(Extract provided):
══════════════════════════════
The key finding in this study is that cutting the injectate volume for cervical MBB from 0.5 to 0.25 ml seems to improve specificity. Spread to adjacent, nontargeted, potential pain-generating structures occurred in 16 cases, compared with only seven blocks done with 0.25 ml of injectate. This incidence was more than two times higher than that reported by Dreyfuss et al. 18 for lumbar MBB. This discrepancy is likely attributable to several factors, including dissimilarities in scale between the lumbar and cervical spine, anatomical differences among relationships between various structures in the two regions, and the larger number of variables examined in this study.
With the exception of intra-articular spread which, although uncommon (2%), occurred exclusively in blocks done with 0.5 ml in the lateral position, patient position during needle insertion seemed to have little impact on either sensitivity or specificity. In fact, half of the missed target nerves occurred in the 0.5-ml treatment group, which suggests that needle position may be a more important determinant of specificity than volume. Other factors that could potentially affect accuracy include needle plane (i.e., parallel or perpendicular to the target nerve), bevel orientation, speed of injection, and variations in tissue impedances.33 Intrafacetal spread may occur more frequently with the lateral approach because this needle trajectory renders the joint space more exposed and accessible. Whether the lateral and posteroanterior approaches would still be equivalent in accuracy had needle position not be confirmed using anteroposterior and lateral fluoroscopy remains unknown, but several reasons make this practice desirable/ideal. These include optimizing needle placement (i.e., articular pillars are often obscured in a lateral view at lower levels and spinal levels can best be discerned from this perspective), enhancing safety, and evaluating contrast dispersion patterns.
Perhaps the most striking finding was that in 57% of C3 MBB, the injected contrast mixture also engulfed the third occipital nerve. This may have occurred because of the close proximity between C3 and the supra-adjacent nerve and is relevant for two reasons. First, the C3 medial branch carries little, if any, sensory information from the C2 to C3 z-joint that lies superior to it.34 The second reason is that this joint is most frequently implicated in chronic neck pain and cervicogenic headaches.2,35 Because a properly placed, controlled C3 radiofrequency lesion will never extend to the third occipital nerve,36,37 the extraneous injectate flow may be an important contributor to the high false-positive rate reported for uncontrolled cervical MBB. In contrast, contiguous injectate spread was relatively infrequent (18%) at other target sites and never occurred with 0.25 ml. In addition to the aberrant flow of local anesthetic, other causes of false-positive diagnostic blocks include the placebo effect, excessive administration of superficial anesthetic, and the inappropriate use of sedation.11,17 Missed nerve blocks occurred with equal frequency using both volumes, which suggests that needle positioning and not volume of contrast is the principal cause of false negatives.
══════════════════════════════
(Material shown):
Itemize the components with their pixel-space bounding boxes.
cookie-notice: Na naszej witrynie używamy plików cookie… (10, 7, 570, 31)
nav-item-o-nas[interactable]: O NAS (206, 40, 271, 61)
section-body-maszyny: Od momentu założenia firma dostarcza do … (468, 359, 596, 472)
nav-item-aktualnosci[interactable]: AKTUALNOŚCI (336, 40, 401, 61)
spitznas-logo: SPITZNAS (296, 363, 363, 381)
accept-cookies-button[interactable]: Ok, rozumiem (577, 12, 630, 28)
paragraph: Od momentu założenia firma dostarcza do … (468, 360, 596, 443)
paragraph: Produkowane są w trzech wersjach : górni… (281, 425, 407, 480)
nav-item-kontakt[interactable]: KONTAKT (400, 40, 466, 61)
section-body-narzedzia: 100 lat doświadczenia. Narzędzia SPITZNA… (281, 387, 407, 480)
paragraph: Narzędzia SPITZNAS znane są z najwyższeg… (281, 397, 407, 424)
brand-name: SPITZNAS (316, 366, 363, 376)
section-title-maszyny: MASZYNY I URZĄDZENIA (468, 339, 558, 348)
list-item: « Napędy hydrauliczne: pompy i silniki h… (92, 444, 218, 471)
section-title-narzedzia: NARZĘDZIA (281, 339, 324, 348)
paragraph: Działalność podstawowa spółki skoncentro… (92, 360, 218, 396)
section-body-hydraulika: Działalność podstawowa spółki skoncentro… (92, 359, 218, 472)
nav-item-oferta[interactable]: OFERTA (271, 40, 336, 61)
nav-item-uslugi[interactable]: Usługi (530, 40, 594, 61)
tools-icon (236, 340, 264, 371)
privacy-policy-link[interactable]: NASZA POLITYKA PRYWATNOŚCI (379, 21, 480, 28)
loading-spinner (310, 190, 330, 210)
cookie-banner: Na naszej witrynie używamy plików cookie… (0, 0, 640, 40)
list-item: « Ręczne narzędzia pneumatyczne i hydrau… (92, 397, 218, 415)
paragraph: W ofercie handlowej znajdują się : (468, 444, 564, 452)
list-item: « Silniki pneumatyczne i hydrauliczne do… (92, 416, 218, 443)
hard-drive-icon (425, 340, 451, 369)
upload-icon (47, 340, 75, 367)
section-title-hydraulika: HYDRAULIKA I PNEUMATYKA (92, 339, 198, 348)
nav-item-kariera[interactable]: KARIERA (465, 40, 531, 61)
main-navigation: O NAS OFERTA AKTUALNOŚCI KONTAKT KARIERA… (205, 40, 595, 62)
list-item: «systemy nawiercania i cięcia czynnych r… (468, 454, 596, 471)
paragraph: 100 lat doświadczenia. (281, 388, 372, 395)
══════════════════════════════
(Work task A):
In the discussion of cervical nerve block volumes, what percentage of C3 medial branch blocks also had the contrast mixture engulf the third occipital nerve?
(Work task B):
Continue the discussion of cervical nerve block volumes, picking up after its last sentence.
The records have no role here.

(Written response A):
57%

(Written response B):
It is interesting to note that the higher incidence of inadvertent spread to untargeted nervous tissue did not translate into reduced pain scores in the 0.5 ml group. The reasons for false-positive blocks are manifold and include not just inadvertent spread to adjacent pain-generating structures, but also anxiolysis, the placebo effect, and the overzealous use of superficial anesthesia.11,17,38 Because z-joint pain accounts for a relatively high proportion of patients with chronic neck pain, under ideal circumstances the incidence of false-positive blocks would be expected to be low. Because this study was not powered or intended to detect differences in postprocedure pain scores, between-group disparities in the true prevalence of cervical facet joint pain or any of the other variables could account for the findings.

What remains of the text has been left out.